*Requirement*
Repeat the listing in full, exactly as it stands.
%%
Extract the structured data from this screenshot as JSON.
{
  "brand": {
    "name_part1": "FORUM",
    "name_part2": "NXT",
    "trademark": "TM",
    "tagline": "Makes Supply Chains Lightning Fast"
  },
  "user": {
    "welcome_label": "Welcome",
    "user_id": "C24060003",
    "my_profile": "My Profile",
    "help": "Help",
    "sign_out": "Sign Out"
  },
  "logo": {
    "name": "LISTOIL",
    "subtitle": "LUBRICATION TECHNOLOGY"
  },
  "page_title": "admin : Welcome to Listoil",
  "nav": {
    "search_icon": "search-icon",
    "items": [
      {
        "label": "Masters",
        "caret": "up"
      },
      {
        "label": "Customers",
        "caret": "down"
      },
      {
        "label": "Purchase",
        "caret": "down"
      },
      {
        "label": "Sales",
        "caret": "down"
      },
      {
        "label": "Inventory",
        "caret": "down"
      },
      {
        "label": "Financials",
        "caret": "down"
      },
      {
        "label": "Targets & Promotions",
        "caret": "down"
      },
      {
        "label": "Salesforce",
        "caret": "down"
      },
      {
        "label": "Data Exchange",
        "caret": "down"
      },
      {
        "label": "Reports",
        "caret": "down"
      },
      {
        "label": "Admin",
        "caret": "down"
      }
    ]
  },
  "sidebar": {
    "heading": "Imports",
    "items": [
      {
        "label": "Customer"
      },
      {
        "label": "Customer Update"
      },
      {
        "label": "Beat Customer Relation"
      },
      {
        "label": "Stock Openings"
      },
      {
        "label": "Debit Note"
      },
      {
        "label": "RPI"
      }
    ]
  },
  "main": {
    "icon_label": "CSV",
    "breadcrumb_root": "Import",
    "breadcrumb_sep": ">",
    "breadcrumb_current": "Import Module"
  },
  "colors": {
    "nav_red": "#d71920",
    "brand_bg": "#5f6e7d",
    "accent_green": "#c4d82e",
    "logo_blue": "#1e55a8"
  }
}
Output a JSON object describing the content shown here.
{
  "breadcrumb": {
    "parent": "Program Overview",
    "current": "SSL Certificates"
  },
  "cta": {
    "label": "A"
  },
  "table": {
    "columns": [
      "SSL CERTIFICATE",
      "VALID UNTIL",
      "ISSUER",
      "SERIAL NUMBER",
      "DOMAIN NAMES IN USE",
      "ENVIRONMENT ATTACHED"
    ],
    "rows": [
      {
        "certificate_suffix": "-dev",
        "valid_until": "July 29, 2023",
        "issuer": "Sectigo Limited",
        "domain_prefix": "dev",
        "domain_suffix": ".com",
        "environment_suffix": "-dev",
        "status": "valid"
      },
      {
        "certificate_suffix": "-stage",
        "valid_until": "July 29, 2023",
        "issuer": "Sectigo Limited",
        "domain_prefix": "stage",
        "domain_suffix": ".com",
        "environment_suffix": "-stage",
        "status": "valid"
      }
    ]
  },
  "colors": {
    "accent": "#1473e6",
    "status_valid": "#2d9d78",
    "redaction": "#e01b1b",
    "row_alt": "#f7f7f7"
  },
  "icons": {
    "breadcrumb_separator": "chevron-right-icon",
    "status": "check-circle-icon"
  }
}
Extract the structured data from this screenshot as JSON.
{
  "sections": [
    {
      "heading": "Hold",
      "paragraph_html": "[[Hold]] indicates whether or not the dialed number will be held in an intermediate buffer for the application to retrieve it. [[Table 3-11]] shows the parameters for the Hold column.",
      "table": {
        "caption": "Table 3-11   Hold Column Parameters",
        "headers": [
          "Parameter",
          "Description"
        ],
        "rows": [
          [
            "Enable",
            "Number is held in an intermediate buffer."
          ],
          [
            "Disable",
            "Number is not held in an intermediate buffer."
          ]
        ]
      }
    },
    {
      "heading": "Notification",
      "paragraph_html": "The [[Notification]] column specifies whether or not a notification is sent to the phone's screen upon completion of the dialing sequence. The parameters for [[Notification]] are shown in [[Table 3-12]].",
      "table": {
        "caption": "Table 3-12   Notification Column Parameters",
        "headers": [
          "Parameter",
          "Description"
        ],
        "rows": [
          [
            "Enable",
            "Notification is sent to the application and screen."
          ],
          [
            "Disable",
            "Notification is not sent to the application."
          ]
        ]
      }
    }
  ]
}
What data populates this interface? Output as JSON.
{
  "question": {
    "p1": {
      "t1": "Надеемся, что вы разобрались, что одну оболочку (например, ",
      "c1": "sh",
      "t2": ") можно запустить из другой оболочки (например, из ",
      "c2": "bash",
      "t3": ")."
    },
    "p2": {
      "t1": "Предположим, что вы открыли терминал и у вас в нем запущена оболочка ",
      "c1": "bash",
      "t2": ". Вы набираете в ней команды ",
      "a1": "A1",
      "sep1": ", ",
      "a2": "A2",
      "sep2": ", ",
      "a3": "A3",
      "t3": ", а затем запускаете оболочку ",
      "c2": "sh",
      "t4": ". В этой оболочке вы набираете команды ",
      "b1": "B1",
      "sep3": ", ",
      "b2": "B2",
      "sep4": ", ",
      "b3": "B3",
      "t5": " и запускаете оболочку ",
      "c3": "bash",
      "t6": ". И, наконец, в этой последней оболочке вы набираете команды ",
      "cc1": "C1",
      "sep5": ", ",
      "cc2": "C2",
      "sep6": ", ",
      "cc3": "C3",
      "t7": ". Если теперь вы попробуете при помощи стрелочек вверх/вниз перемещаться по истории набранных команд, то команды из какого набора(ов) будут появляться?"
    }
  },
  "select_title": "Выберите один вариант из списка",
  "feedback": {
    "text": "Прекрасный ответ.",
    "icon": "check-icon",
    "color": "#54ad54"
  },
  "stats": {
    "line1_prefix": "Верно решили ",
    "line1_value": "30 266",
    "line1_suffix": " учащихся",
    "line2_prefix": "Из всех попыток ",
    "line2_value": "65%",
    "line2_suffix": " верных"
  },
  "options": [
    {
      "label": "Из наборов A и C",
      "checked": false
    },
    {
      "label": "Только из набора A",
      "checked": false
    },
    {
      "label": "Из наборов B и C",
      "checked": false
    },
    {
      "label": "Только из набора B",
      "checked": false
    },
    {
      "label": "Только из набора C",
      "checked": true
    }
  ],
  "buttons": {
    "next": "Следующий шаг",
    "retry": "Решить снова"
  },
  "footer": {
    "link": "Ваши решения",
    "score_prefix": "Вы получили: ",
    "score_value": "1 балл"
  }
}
%%
*Solution to the exercise*
Extract the structured data from this screenshot as JSON.
{
  "brand": {
    "name_part1": "FORUM",
    "name_part2": "NXT",
    "trademark": "TM",
    "tagline": "Makes Supply Chains Lightning Fast"
  },
  "user": {
    "welcome_label": "Welcome",
    "user_id": "C24060003",
    "my_profile": "My Profile",
    "help": "Help",
    "sign_out": "Sign Out"
  },
  "logo": {
    "name": "LISTOIL",
    "subtitle": "LUBRICATION TECHNOLOGY"
  },
  "page_title": "admin : Welcome to Listoil",
  "nav": {
    "search_icon": "search-icon",
    "items": [
      {
        "label": "Masters",
        "caret": "up"
      },
      {
        "label": "Customers",
        "caret": "down"
      },
      {
        "label": "Purchase",
        "caret": "down"
      },
      {
        "label": "Sales",
        "caret": "down"
      },
      {
        "label": "Inventory",
        "caret": "down"
      },
      {
        "label": "Financials",
        "caret": "down"
      },
      {
        "label": "Targets & Promotions",
        "caret": "down"
      },
      {
        "label": "Salesforce",
        "caret": "down"
      },
      {
        "label": "Data Exchange",
        "caret": "down"
      },
      {
        "label": "Reports",
        "caret": "down"
      },
      {
        "label": "Admin",
        "caret": "down"
      }
    ]
  },
  "sidebar": {
    "heading": "Imports",
    "items": [
      {
        "label": "Customer"
      },
      {
        "label": "Customer Update"
      },
      {
        "label": "Beat Customer Relation"
      },
      {
        "label": "Stock Openings"
      },
      {
        "label": "Debit Note"
      },
      {
        "label": "RPI"
      }
    ]
  },
  "main": {
    "icon_label": "CSV",
    "breadcrumb_root": "Import",
    "breadcrumb_sep": ">",
    "breadcrumb_current": "Import Module"
  },
  "colors": {
    "nav_red": "#d71920",
    "brand_bg": "#5f6e7d",
    "accent_green": "#c4d82e",
    "logo_blue": "#1e55a8"
  }
}
Output a JSON object describing the content shown here.
{
  "breadcrumb": {
    "parent": "Program Overview",
    "current": "SSL Certificates"
  },
  "cta": {
    "label": "A"
  },
  "table": {
    "columns": [
      "SSL CERTIFICATE",
      "VALID UNTIL",
      "ISSUER",
      "SERIAL NUMBER",
      "DOMAIN NAMES IN USE",
      "ENVIRONMENT ATTACHED"
    ],
    "rows": [
      {
        "certificate_suffix": "-dev",
        "valid_until": "July 29, 2023",
        "issuer": "Sectigo Limited",
        "domain_prefix": "dev",
        "domain_suffix": ".com",
        "environment_suffix": "-dev",
        "status": "valid"
      },
      {
        "certificate_suffix": "-stage",
        "valid_until": "July 29, 2023",
        "issuer": "Sectigo Limited",
        "domain_prefix": "stage",
        "domain_suffix": ".com",
        "environment_suffix": "-stage",
        "status": "valid"
      }
    ]
  },
  "colors": {
    "accent": "#1473e6",
    "status_valid": "#2d9d78",
    "redaction": "#e01b1b",
    "row_alt": "#f7f7f7"
  },
  "icons": {
    "breadcrumb_separator": "chevron-right-icon",
    "status": "check-circle-icon"
  }
}
Extract the structured data from this screenshot as JSON.
{
  "sections": [
    {
      "heading": "Hold",
      "paragraph_html": "[[Hold]] indicates whether or not the dialed number will be held in an intermediate buffer for the application to retrieve it. [[Table 3-11]] shows the parameters for the Hold column.",
      "table": {
        "caption": "Table 3-11   Hold Column Parameters",
        "headers": [
          "Parameter",
          "Description"
        ],
        "rows": [
          [
            "Enable",
            "Number is held in an intermediate buffer."
          ],
          [
            "Disable",
            "Number is not held in an intermediate buffer."
          ]
        ]
      }
    },
    {
      "heading": "Notification",
      "paragraph_html": "The [[Notification]] column specifies whether or not a notification is sent to the phone's screen upon completion of the dialing sequence. The parameters for [[Notification]] are shown in [[Table 3-12]].",
      "table": {
        "caption": "Table 3-12   Notification Column Parameters",
        "headers": [
          "Parameter",
          "Description"
        ],
        "rows": [
          [
            "Enable",
            "Notification is sent to the application and screen."
          ],
          [
            "Disable",
            "Notification is not sent to the application."
          ]
        ]
      }
    }
  ]
}
What data populates this interface? Output as JSON.
{
  "question": {
    "p1": {
      "t1": "Надеемся, что вы разобрались, что одну оболочку (например, ",
      "c1": "sh",
      "t2": ") можно запустить из другой оболочки (например, из ",
      "c2": "bash",
      "t3": ")."
    },
    "p2": {
      "t1": "Предположим, что вы открыли терминал и у вас в нем запущена оболочка ",
      "c1": "bash",
      "t2": ". Вы набираете в ней команды ",
      "a1": "A1",
      "sep1": ", ",
      "a2": "A2",
      "sep2": ", ",
      "a3": "A3",
      "t3": ", а затем запускаете оболочку ",
      "c2": "sh",
      "t4": ". В этой оболочке вы набираете команды ",
      "b1": "B1",
      "sep3": ", ",
      "b2": "B2",
      "sep4": ", ",
      "b3": "B3",
      "t5": " и запускаете оболочку ",
      "c3": "bash",
      "t6": ". И, наконец, в этой последней оболочке вы набираете команды ",
      "cc1": "C1",
      "sep5": ", ",
      "cc2": "C2",
      "sep6": ", ",
      "cc3": "C3",
      "t7": ". Если теперь вы попробуете при помощи стрелочек вверх/вниз перемещаться по истории набранных команд, то команды из какого набора(ов) будут появляться?"
    }
  },
  "select_title": "Выберите один вариант из списка",
  "feedback": {
    "text": "Прекрасный ответ.",
    "icon": "check-icon",
    "color": "#54ad54"
  },
  "stats": {
    "line1_prefix": "Верно решили ",
    "line1_value": "30 266",
    "line1_suffix": " учащихся",
    "line2_prefix": "Из всех попыток ",
    "line2_value": "65%",
    "line2_suffix": " верных"
  },
  "options": [
    {
      "label": "Из наборов A и C",
      "checked": false
    },
    {
      "label": "Только из набора A",
      "checked": false
    },
    {
      "label": "Из наборов B и C",
      "checked": false
    },
    {
      "label": "Только из набора B",
      "checked": false
    },
    {
      "label": "Только из набора C",
      "checked": true
    }
  ],
  "buttons": {
    "next": "Следующий шаг",
    "retry": "Решить снова"
  },
  "footer": {
    "link": "Ваши решения",
    "score_prefix": "Вы получили: ",
    "score_value": "1 балл"
  }
}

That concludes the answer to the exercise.